Task goal:
Can you transcribe every entry word for word, skipping the images?

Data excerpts
----------------

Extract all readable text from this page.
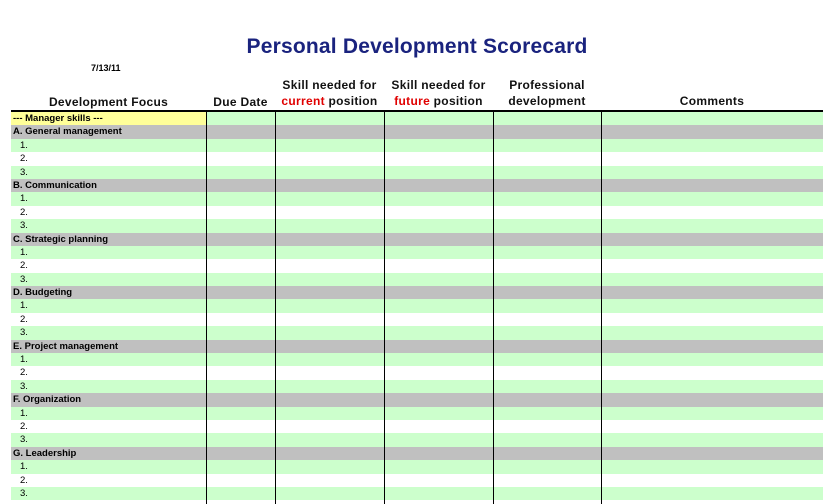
Personal Development Scorecard
7/13/11
Development Focus	Due Date
Skill needed for
current position
Skill needed for
future position
Professional
development	Comments
--- Manager skills ---
A. General management
1.
2.
3.
B. Communication
1.
2.
3.
C. Strategic planning
1.
2.
3.
D. Budgeting
1.
2.
3.
E. Project management
1.
2.
3.
F. Organization
1.
2.
3.
G. Leadership
1.
2.
3.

----------------

Answer:
Extract all readable text from this page.
Personal Development Scorecard
7/13/11
Development Focus	Due Date
Skill needed for
current position
Skill needed for
future position
Professional
development	Comments
--- Manager skills ---
A. General management
1.
2.
3.
B. Communication
1.
2.
3.
C. Strategic planning
1.
2.
3.
D. Budgeting
1.
2.
3.
E. Project management
1.
2.
3.
F. Organization
1.
2.
3.
G. Leadership
1.
2.
3.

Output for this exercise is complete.